__Exercise__.
Each entry below is to be given again word for word, with no pictures.

(Source records)
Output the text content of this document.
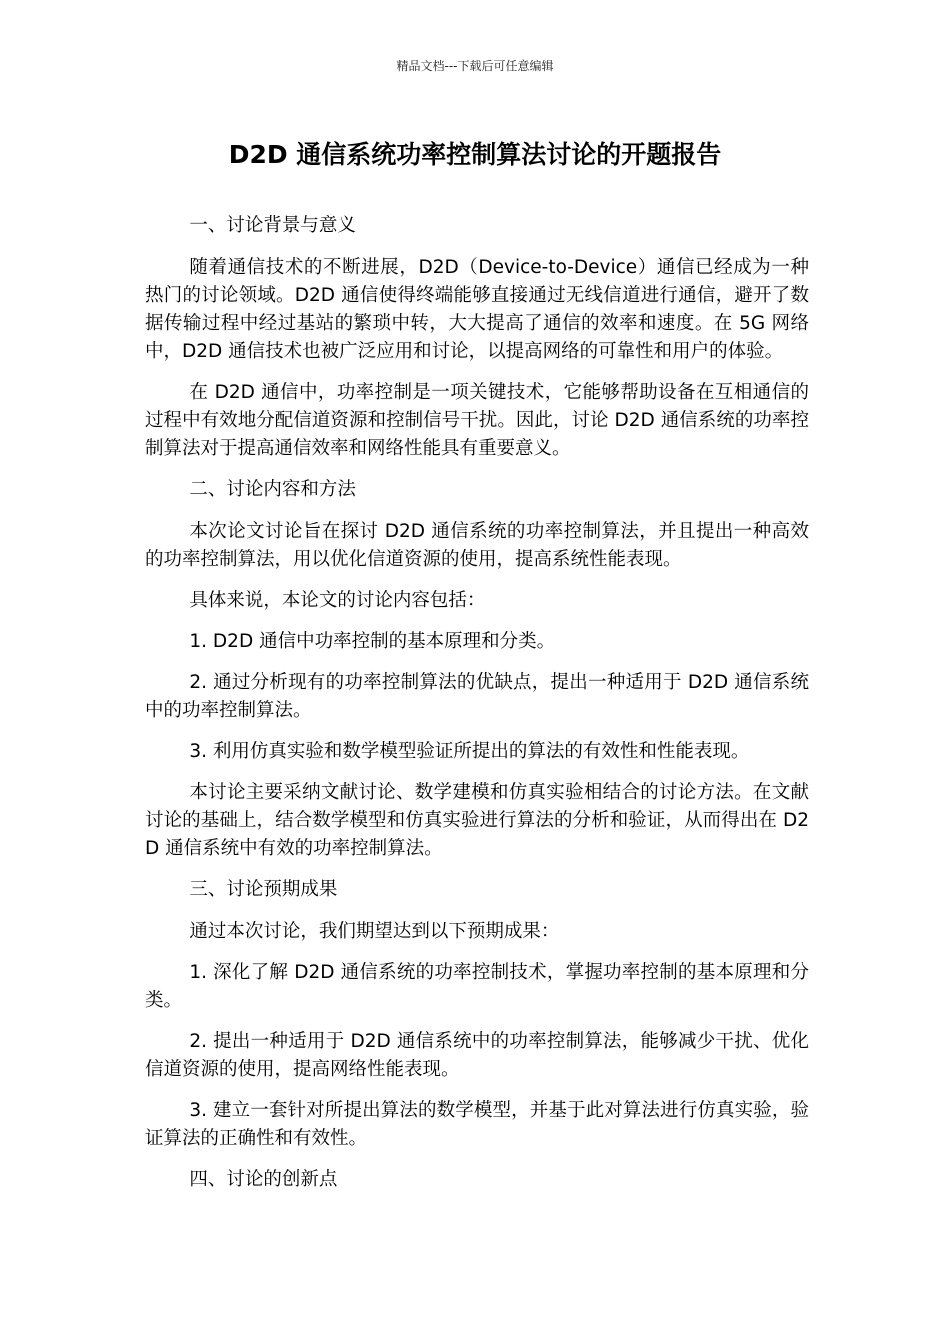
精品文档---下载后可任意编辑
D2D 通信系统功率控制算法讨论的开题报告

一、讨论背景与意义

随着通信技术的不断进展，D2D（Device-to-Device）通信已经成为一种热门的讨论领域。D2D 通信使得终端能够直接通过无线信道进行通信，避开了数据传输过程中经过基站的繁琐中转，大大提高了通信的效率和速度。在 5G 网络中，D2D 通信技术也被广泛应用和讨论，以提高网络的可靠性和用户的体验。

在 D2D 通信中，功率控制是一项关键技术，它能够帮助设备在互相通信的过程中有效地分配信道资源和控制信号干扰。因此，讨论 D2D 通信系统的功率控制算法对于提高通信效率和网络性能具有重要意义。

二、讨论内容和方法

本次论文讨论旨在探讨 D2D 通信系统的功率控制算法，并且提出一种高效的功率控制算法，用以优化信道资源的使用，提高系统性能表现。

具体来说，本论文的讨论内容包括：

1. D2D 通信中功率控制的基本原理和分类。

2. 通过分析现有的功率控制算法的优缺点，提出一种适用于 D2D 通信系统中的功率控制算法。

3. 利用仿真实验和数学模型验证所提出的算法的有效性和性能表现。

本讨论主要采纳文献讨论、数学建模和仿真实验相结合的讨论方法。在文献讨论的基础上，结合数学模型和仿真实验进行算法的分析和验证，从而得出在 D2D 通信系统中有效的功率控制算法。

三、讨论预期成果

通过本次讨论，我们期望达到以下预期成果：

1. 深化了解 D2D 通信系统的功率控制技术，掌握功率控制的基本原理和分类。

2. 提出一种适用于 D2D 通信系统中的功率控制算法，能够减少干扰、优化信道资源的使用，提高网络性能表现。

3. 建立一套针对所提出算法的数学模型，并基于此对算法进行仿真实验，验证算法的正确性和有效性。

四、讨论的创新点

__Correct response__.
Output the text content of this document.
精品文档---下载后可任意编辑
D2D 通信系统功率控制算法讨论的开题报告

一、讨论背景与意义

随着通信技术的不断进展，D2D（Device-to-Device）通信已经成为一种热门的讨论领域。D2D 通信使得终端能够直接通过无线信道进行通信，避开了数据传输过程中经过基站的繁琐中转，大大提高了通信的效率和速度。在 5G 网络中，D2D 通信技术也被广泛应用和讨论，以提高网络的可靠性和用户的体验。

在 D2D 通信中，功率控制是一项关键技术，它能够帮助设备在互相通信的过程中有效地分配信道资源和控制信号干扰。因此，讨论 D2D 通信系统的功率控制算法对于提高通信效率和网络性能具有重要意义。

二、讨论内容和方法

本次论文讨论旨在探讨 D2D 通信系统的功率控制算法，并且提出一种高效的功率控制算法，用以优化信道资源的使用，提高系统性能表现。

具体来说，本论文的讨论内容包括：

1. D2D 通信中功率控制的基本原理和分类。

2. 通过分析现有的功率控制算法的优缺点，提出一种适用于 D2D 通信系统中的功率控制算法。

3. 利用仿真实验和数学模型验证所提出的算法的有效性和性能表现。

本讨论主要采纳文献讨论、数学建模和仿真实验相结合的讨论方法。在文献讨论的基础上，结合数学模型和仿真实验进行算法的分析和验证，从而得出在 D2D 通信系统中有效的功率控制算法。

三、讨论预期成果

通过本次讨论，我们期望达到以下预期成果：

1. 深化了解 D2D 通信系统的功率控制技术，掌握功率控制的基本原理和分类。

2. 提出一种适用于 D2D 通信系统中的功率控制算法，能够减少干扰、优化信道资源的使用，提高网络性能表现。

3. 建立一套针对所提出算法的数学模型，并基于此对算法进行仿真实验，验证算法的正确性和有效性。

四、讨论的创新点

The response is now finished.